### EXCERPT:
================================

Clearly Ad Recall is a very complex phenomenon, highly non-linear and difficult to model.  And I spent a lot of time at Nielsen creating very accurate models that predicted it.  But while accurate since they were highly non-linear, they were also very difficult to use or understand and so didn’t get used much.  Then I came up with the idea to do something less accurate but a lot more linear (so it could be easily translated into the above pie) and that became very useful and so very popular.

The methodology is very much like econometric modeling (like marketing mix models).  Like econometric models, we take a very complex system and force it into a linear model (with some non-linear elements) to simplify it.

But there are two differences between an ad driver model and an econometric model:  Econometric models are predicting a continuous function, so LS regressions (or similar techniques) are used.  Ad recall is basically a probability so we start with logistic regressions.

The second difference is that econometric models have lots of uses, isolating factors, predicting the future, optimizing, etc.   So, accuracy is important and many time series and non-linear factors are needed.  But with driver models, we only need them to isolate and quantify factors.  So we sacrifice accuracy to keep it as linear as possible.

Since these models are based on logistic regressions, we can’t remove all non-linear factors.  So we include a “dampening” factor in the model (see equation below).  Why damping is important is that ads that have very high recall to start with, it is very hard to make it more memorable (they are already near 100%).  But highly memorable ads are also very hard to make less memorable (they stick in your head no matter what).  Some problem exists with very bad ads, very little you can do to make them more or less memorable.  But average ads are very easy to make memorable just by putting them on a better show, making minor improvements to the creative, or just putting them at the beginning of the pod.

So this dynamic is reflected by a dampening factor (a number that ranges from about 30% to 100%).  Ads that are very memorable or un-memorable will have a dampening factor near 50% and every factor will be less effective. But ads with average memorability with have a dampening of near 100% (almost no dampening at all).

================================

[Items from a dataset]
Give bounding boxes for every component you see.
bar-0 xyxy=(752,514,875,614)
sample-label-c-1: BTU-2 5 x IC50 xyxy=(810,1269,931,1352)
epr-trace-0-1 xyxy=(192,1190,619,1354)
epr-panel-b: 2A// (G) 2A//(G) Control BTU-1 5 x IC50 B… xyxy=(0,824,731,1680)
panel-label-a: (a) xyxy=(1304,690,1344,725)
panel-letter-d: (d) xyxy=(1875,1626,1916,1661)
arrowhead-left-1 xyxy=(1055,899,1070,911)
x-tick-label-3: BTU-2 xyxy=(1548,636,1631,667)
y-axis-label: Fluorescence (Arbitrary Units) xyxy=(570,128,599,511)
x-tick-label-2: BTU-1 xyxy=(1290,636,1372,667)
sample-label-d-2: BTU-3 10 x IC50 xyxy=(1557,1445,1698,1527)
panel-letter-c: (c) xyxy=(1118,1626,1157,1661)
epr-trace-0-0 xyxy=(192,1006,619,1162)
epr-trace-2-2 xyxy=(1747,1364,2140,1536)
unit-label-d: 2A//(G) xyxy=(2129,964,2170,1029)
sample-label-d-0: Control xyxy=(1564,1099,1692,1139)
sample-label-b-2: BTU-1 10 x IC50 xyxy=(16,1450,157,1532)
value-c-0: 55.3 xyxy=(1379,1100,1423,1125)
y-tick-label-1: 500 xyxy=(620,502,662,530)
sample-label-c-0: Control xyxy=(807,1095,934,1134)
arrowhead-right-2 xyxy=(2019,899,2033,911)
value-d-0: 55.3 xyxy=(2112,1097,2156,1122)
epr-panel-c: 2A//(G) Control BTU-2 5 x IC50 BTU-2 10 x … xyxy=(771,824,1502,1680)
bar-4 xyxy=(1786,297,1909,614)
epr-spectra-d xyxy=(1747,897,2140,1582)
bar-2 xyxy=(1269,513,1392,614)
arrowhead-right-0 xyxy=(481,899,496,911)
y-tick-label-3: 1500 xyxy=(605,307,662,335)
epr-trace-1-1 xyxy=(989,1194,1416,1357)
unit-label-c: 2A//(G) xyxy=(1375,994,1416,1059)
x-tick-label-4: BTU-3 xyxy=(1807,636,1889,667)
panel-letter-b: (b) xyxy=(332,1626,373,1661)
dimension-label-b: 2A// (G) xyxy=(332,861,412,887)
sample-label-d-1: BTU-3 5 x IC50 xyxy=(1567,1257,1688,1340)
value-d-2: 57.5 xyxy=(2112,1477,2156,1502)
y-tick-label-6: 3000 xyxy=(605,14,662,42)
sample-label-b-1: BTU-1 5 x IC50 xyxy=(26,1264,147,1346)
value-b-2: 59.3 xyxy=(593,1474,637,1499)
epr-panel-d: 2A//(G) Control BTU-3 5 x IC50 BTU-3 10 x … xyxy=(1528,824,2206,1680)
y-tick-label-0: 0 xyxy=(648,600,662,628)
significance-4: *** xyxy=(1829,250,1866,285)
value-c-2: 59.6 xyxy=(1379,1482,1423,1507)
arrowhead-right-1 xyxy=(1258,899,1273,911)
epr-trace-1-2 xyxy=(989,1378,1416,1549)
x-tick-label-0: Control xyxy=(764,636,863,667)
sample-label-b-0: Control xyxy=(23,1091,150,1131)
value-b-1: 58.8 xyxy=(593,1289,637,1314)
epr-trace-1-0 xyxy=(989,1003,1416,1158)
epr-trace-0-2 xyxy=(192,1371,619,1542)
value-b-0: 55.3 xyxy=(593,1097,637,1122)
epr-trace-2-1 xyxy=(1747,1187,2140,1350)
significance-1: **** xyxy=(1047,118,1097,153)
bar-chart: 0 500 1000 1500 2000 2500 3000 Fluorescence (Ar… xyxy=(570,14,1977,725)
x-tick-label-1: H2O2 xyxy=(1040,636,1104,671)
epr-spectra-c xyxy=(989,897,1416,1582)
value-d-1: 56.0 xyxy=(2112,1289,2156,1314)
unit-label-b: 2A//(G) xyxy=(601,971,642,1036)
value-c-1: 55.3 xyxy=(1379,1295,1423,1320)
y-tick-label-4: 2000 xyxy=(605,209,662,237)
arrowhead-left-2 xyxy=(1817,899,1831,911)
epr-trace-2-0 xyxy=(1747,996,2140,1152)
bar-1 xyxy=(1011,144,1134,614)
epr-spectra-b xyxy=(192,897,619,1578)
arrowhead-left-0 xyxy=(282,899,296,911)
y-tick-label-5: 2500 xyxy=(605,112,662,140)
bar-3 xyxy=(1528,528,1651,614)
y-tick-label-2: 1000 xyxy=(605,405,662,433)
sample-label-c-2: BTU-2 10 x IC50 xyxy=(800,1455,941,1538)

================================

### WORK INSTRUCTIONS:
• a. Explain in one to three sentences why, according to the excerpt on ad recall modeling, a dampening factor is included in the model.
• b. In the ad recall excerpt, what kind of regression do ad driver models start with?
The lines have nothing to do with this.

### SOLVED TASKS:
• a. Because the models are based on logistic regressions, not all non-linear factors can be removed. Ads with very high or very low recall are hard to make more or less memorable, while average ads are easy to improve. The dampening factor reflects this by making every factor less effective for very memorable or unmemorable ads.

• b. Logistic regressions.